Without omitting anything, retype the data that follows.

# start of Records to use

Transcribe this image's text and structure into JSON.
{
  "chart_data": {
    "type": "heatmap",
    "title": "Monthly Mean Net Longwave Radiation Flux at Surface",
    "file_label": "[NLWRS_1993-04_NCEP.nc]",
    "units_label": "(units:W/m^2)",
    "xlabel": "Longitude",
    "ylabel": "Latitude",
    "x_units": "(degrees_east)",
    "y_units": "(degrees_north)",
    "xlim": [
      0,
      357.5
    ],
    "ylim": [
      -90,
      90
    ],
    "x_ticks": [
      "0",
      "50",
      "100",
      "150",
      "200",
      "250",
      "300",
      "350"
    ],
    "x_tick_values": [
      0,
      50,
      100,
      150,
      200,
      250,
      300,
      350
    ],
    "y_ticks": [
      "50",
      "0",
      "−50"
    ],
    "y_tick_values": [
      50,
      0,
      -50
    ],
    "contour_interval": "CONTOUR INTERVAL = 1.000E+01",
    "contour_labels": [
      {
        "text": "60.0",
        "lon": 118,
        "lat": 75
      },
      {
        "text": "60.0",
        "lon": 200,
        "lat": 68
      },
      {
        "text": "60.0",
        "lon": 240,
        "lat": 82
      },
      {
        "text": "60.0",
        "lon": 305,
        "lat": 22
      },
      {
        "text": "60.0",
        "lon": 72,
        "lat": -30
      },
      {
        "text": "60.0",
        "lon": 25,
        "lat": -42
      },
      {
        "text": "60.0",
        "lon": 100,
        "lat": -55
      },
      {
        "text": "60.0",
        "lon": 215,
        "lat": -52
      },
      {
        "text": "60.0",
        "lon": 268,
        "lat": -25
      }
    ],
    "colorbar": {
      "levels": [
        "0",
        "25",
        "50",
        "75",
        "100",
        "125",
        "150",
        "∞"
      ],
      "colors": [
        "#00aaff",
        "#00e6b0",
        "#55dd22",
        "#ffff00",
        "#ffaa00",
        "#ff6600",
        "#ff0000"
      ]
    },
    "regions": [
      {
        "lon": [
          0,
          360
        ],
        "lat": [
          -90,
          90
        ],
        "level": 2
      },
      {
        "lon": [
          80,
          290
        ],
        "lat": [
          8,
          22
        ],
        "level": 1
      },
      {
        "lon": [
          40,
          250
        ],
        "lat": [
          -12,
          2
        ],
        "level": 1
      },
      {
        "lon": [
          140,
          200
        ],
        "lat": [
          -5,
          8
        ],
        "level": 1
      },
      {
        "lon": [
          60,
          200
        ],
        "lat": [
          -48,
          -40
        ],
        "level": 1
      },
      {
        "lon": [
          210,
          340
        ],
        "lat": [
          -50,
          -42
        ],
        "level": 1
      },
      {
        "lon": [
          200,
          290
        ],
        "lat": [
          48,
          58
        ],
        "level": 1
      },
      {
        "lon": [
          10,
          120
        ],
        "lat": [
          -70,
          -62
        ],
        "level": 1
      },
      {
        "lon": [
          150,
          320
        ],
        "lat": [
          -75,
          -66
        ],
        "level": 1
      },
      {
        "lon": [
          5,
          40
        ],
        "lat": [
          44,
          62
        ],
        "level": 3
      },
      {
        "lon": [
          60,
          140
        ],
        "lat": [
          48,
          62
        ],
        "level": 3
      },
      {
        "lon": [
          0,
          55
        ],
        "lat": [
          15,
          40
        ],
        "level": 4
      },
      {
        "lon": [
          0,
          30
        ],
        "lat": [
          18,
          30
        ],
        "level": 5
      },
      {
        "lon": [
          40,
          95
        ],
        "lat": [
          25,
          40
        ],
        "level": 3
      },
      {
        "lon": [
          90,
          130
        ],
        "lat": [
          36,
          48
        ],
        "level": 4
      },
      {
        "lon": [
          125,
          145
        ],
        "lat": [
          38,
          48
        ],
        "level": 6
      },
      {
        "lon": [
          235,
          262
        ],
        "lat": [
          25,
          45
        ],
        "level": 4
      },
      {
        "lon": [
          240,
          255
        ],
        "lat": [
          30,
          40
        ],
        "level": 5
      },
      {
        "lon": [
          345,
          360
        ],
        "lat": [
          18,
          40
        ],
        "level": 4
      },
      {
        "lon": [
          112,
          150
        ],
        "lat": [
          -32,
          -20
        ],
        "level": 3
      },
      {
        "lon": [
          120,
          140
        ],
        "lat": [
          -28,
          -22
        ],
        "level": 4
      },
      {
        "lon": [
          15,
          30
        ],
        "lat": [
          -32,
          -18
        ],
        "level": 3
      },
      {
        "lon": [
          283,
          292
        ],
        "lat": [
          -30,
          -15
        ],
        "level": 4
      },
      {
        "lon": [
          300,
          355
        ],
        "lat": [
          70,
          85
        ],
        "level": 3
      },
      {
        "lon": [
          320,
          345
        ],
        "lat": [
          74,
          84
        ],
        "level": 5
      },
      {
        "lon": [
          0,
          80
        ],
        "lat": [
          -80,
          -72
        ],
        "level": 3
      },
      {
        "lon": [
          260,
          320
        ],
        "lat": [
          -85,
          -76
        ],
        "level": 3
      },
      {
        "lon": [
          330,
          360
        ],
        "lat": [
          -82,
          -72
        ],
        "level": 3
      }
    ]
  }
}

# end of Records to use

Right answer
Transcribe this image's text and structure into JSON.
{
  "chart_data": {
    "type": "heatmap",
    "title": "Monthly Mean Net Longwave Radiation Flux at Surface",
    "file_label": "[NLWRS_1993-04_NCEP.nc]",
    "units_label": "(units:W/m^2)",
    "xlabel": "Longitude",
    "ylabel": "Latitude",
    "x_units": "(degrees_east)",
    "y_units": "(degrees_north)",
    "xlim": [
      0,
      357.5
    ],
    "ylim": [
      -90,
      90
    ],
    "x_ticks": [
      "0",
      "50",
      "100",
      "150",
      "200",
      "250",
      "300",
      "350"
    ],
    "x_tick_values": [
      0,
      50,
      100,
      150,
      200,
      250,
      300,
      350
    ],
    "y_ticks": [
      "50",
      "0",
      "−50"
    ],
    "y_tick_values": [
      50,
      0,
      -50
    ],
    "contour_interval": "CONTOUR INTERVAL = 1.000E+01",
    "contour_labels": [
      {
        "text": "60.0",
        "lon": 118,
        "lat": 75
      },
      {
        "text": "60.0",
        "lon": 200,
        "lat": 68
      },
      {
        "text": "60.0",
        "lon": 240,
        "lat": 82
      },
      {
        "text": "60.0",
        "lon": 305,
        "lat": 22
      },
      {
        "text": "60.0",
        "lon": 72,
        "lat": -30
      },
      {
        "text": "60.0",
        "lon": 25,
        "lat": -42
      },
      {
        "text": "60.0",
        "lon": 100,
        "lat": -55
      },
      {
        "text": "60.0",
        "lon": 215,
        "lat": -52
      },
      {
        "text": "60.0",
        "lon": 268,
        "lat": -25
      }
    ],
    "colorbar": {
      "levels": [
        "0",
        "25",
        "50",
        "75",
        "100",
        "125",
        "150",
        "∞"
      ],
      "colors": [
        "#00aaff",
        "#00e6b0",
        "#55dd22",
        "#ffff00",
        "#ffaa00",
        "#ff6600",
        "#ff0000"
      ]
    },
    "regions": [
      {
        "lon": [
          0,
          360
        ],
        "lat": [
          -90,
          90
        ],
        "level": 2
      },
      {
        "lon": [
          80,
          290
        ],
        "lat": [
          8,
          22
        ],
        "level": 1
      },
      {
        "lon": [
          40,
          250
        ],
        "lat": [
          -12,
          2
        ],
        "level": 1
      },
      {
        "lon": [
          140,
          200
        ],
        "lat": [
          -5,
          8
        ],
        "level": 1
      },
      {
        "lon": [
          60,
          200
        ],
        "lat": [
          -48,
          -40
        ],
        "level": 1
      },
      {
        "lon": [
          210,
          340
        ],
        "lat": [
          -50,
          -42
        ],
        "level": 1
      },
      {
        "lon": [
          200,
          290
        ],
        "lat": [
          48,
          58
        ],
        "level": 1
      },
      {
        "lon": [
          10,
          120
        ],
        "lat": [
          -70,
          -62
        ],
        "level": 1
      },
      {
        "lon": [
          150,
          320
        ],
        "lat": [
          -75,
          -66
        ],
        "level": 1
      },
      {
        "lon": [
          5,
          40
        ],
        "lat": [
          44,
          62
        ],
        "level": 3
      },
      {
        "lon": [
          60,
          140
        ],
        "lat": [
          48,
          62
        ],
        "level": 3
      },
      {
        "lon": [
          0,
          55
        ],
        "lat": [
          15,
          40
        ],
        "level": 4
      },
      {
        "lon": [
          0,
          30
        ],
        "lat": [
          18,
          30
        ],
        "level": 5
      },
      {
        "lon": [
          40,
          95
        ],
        "lat": [
          25,
          40
        ],
        "level": 3
      },
      {
        "lon": [
          90,
          130
        ],
        "lat": [
          36,
          48
        ],
        "level": 4
      },
      {
        "lon": [
          125,
          145
        ],
        "lat": [
          38,
          48
        ],
        "level": 6
      },
      {
        "lon": [
          235,
          262
        ],
        "lat": [
          25,
          45
        ],
        "level": 4
      },
      {
        "lon": [
          240,
          255
        ],
        "lat": [
          30,
          40
        ],
        "level": 5
      },
      {
        "lon": [
          345,
          360
        ],
        "lat": [
          18,
          40
        ],
        "level": 4
      },
      {
        "lon": [
          112,
          150
        ],
        "lat": [
          -32,
          -20
        ],
        "level": 3
      },
      {
        "lon": [
          120,
          140
        ],
        "lat": [
          -28,
          -22
        ],
        "level": 4
      },
      {
        "lon": [
          15,
          30
        ],
        "lat": [
          -32,
          -18
        ],
        "level": 3
      },
      {
        "lon": [
          283,
          292
        ],
        "lat": [
          -30,
          -15
        ],
        "level": 4
      },
      {
        "lon": [
          300,
          355
        ],
        "lat": [
          70,
          85
        ],
        "level": 3
      },
      {
        "lon": [
          320,
          345
        ],
        "lat": [
          74,
          84
        ],
        "level": 5
      },
      {
        "lon": [
          0,
          80
        ],
        "lat": [
          -80,
          -72
        ],
        "level": 3
      },
      {
        "lon": [
          260,
          320
        ],
        "lat": [
          -85,
          -76
        ],
        "level": 3
      },
      {
        "lon": [
          330,
          360
        ],
        "lat": [
          -82,
          -72
        ],
        "level": 3
      }
    ]
  }
}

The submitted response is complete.